# Do this
For each line in the data below that holds "content", return a copy.
___ Material to process ___
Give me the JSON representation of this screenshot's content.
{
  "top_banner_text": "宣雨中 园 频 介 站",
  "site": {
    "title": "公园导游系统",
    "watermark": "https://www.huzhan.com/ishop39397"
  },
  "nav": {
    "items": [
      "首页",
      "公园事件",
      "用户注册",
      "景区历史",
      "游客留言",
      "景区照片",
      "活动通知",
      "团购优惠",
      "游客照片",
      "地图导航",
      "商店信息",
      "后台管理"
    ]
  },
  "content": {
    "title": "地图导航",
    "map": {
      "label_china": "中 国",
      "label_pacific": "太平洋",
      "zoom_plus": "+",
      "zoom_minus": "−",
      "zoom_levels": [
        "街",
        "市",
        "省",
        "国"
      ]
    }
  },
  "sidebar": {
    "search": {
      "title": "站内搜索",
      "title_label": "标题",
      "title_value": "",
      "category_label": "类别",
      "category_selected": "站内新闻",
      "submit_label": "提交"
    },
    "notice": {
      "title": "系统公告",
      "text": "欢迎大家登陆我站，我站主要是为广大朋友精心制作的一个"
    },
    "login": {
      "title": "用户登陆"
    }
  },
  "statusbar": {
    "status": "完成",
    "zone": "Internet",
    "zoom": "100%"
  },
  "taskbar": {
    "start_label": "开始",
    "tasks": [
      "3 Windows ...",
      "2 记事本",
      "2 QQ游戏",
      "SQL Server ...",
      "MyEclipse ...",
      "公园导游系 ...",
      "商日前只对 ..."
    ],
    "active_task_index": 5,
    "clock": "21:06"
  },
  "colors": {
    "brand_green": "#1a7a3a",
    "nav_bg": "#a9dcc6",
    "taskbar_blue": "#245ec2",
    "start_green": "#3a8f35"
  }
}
___
# Exercise solution
Give me the JSON representation of this screenshot's content.
  "content": {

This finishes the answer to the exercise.